■ Texto fornecido
Consegue me ver, agora?

Luisa Kalil
Clube da Escrita Afetuosa
2 min readMay 25, 2021

– Vô, vou te ligar, ok? Vamos seguir aqui no telefone fixo, mas agora pega o celular e fica com ele na sua frente, até aparecer a chamada. Quando isso acontecer, põe o dedo na tela em cima do botão verde e arrasta pro lado. Conseguiu?

Faz 13 anos que me despedi do meu avô. Muita coisa aconteceu desde então, mas gosto de acreditar que ele esteve comigo, de alguma forma, nos momentos mais importantes. Não sei como ele reagiria à pandemia; informado como era, certamente não questionaria a ciência. Ele estava sempre atento, não costumava questionar mudanças, apenas tentava compreendê-las e buscar a melhor maneira de se adaptar. Quando o assunto era tecnologia, fazia o mesmo. A máquina de escrever no seu escritório deu lugar ao computador; a internet discada chegou e depois mudou para o wi-fi. Usou o celular vez ou outra, mas ainda os modelos mais simples, sabia que os filhos telefonariam para o número fixo, após o jantar. Era assim que ele sabia matar as saudades: falando.

■ Material fornecido
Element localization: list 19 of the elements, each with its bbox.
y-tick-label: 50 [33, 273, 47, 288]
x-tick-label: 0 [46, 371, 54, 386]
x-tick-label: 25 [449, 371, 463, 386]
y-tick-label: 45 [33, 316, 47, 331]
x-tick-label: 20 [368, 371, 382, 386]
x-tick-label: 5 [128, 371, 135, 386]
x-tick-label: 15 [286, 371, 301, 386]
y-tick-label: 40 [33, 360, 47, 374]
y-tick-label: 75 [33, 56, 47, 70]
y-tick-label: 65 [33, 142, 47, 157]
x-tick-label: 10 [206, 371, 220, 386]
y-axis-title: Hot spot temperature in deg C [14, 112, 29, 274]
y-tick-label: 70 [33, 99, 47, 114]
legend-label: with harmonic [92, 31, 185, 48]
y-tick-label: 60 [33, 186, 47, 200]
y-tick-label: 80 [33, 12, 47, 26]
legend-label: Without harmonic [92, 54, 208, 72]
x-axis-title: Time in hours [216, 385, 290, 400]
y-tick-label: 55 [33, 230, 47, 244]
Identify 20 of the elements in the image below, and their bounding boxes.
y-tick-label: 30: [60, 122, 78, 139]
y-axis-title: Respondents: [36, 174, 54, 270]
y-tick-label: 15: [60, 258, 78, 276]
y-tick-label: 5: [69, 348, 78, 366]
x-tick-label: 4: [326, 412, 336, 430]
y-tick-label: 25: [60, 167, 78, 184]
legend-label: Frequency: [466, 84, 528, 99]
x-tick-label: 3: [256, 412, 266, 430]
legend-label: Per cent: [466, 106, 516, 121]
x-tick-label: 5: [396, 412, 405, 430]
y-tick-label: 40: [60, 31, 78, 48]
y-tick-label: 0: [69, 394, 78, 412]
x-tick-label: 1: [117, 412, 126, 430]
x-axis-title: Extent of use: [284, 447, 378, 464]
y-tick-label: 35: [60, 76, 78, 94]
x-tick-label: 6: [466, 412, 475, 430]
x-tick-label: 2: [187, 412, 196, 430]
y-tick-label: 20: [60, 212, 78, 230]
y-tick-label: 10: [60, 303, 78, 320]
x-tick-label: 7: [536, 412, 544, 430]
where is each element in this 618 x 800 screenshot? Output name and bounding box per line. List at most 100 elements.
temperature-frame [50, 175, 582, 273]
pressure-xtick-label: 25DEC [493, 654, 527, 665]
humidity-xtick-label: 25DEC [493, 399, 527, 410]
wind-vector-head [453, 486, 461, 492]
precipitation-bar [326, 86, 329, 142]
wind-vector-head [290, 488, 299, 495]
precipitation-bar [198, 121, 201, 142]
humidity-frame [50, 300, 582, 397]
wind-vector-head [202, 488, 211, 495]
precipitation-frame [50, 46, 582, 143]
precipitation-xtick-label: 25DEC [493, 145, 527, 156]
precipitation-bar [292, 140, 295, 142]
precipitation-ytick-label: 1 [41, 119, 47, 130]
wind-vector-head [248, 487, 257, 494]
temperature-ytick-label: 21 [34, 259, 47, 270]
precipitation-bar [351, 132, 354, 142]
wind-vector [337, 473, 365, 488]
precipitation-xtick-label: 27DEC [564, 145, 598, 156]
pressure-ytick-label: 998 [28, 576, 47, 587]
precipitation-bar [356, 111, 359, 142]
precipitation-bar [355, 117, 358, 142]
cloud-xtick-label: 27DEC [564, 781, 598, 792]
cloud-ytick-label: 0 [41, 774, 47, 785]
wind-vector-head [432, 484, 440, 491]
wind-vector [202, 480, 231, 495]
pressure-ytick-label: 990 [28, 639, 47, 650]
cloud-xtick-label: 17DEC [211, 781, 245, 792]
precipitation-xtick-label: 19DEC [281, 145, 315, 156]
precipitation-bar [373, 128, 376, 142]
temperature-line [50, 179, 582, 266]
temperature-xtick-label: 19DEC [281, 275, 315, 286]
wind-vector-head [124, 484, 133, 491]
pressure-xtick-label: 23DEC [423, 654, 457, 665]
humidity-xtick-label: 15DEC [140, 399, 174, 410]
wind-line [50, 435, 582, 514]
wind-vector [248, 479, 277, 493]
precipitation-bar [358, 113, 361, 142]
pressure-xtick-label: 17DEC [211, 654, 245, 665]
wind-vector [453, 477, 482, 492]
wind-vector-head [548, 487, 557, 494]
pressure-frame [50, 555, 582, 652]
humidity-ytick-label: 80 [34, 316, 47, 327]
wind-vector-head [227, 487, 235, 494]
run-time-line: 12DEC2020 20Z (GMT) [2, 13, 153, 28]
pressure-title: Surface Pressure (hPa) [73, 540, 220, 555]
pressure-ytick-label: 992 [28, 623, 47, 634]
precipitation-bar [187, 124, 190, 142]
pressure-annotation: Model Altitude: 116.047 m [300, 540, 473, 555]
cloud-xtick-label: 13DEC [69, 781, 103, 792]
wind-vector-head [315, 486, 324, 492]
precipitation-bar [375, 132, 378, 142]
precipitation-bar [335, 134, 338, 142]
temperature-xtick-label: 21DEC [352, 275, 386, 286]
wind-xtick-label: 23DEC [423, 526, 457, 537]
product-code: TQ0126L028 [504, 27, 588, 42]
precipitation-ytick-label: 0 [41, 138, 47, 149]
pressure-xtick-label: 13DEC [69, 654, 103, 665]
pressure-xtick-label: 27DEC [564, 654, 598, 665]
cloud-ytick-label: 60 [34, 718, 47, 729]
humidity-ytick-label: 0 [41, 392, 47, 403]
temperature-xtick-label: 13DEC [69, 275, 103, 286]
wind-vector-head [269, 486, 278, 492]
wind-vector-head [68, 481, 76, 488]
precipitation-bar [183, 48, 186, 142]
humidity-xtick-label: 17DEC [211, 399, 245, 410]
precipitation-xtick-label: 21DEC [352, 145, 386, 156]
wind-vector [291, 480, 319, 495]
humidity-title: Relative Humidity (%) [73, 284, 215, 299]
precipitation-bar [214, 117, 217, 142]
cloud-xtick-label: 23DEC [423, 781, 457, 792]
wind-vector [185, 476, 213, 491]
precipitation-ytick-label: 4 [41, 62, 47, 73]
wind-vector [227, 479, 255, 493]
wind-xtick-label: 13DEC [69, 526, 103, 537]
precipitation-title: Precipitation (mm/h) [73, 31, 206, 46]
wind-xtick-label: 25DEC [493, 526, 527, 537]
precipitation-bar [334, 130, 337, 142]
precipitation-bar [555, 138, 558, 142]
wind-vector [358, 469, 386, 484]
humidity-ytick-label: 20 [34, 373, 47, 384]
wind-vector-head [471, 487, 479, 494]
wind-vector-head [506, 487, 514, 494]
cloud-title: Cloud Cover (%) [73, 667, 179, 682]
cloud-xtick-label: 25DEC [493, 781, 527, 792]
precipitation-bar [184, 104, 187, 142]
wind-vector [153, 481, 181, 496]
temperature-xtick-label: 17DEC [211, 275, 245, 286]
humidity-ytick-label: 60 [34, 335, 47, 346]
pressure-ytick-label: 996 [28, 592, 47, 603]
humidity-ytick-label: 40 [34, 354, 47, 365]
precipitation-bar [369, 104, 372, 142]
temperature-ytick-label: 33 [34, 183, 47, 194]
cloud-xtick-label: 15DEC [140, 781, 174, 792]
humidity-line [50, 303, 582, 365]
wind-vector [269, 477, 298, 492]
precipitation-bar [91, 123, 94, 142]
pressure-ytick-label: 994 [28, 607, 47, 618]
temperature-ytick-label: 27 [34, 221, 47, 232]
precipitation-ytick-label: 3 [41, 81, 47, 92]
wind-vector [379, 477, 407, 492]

■ Instruções da tarefa
Retome o texto sobre o avô e a tecnologia logo após a última frase apresentada, dando continuidade à narrativa. As linhas não têm nenhum papel nesta tarefa.

■ Resposta
– Mas vô, agora a gente pode se ver. Você ganhou um bom smartphone de Natal, vai gostar de usar! Já que eu não posso te visitar — você sabe que é arriscado — me veja na tela. É verdade, não é a mesma coisa, mas ajudar a amenizar as saudades. Posso te mostrar as mudanças que fiz aqui no apartamento! Comprei mais plantas e troquei o lugar do sofá.

Entre tantas mudanças no estilo de vida, não sei dizer se meu avô estaria bem adaptado às mensagens por WhatsApp ou às chamadas de vídeo. Talvez sim, talvez não. No quesito telefone, acho que iria preferir que ligássemos para a casa dele, mas sei que ele me daria a chance de explicar como realizar uma chamada por vídeo. Sei que gostaria de me ver.

– Vô, acho que você conseguiu. Vou desligar o fixo, ok? O sinal não está muito bom, mas eu vejo um pedaço do seu queixo — tá na hora de fazer a barba, hein? Vô, consegue me ver agora?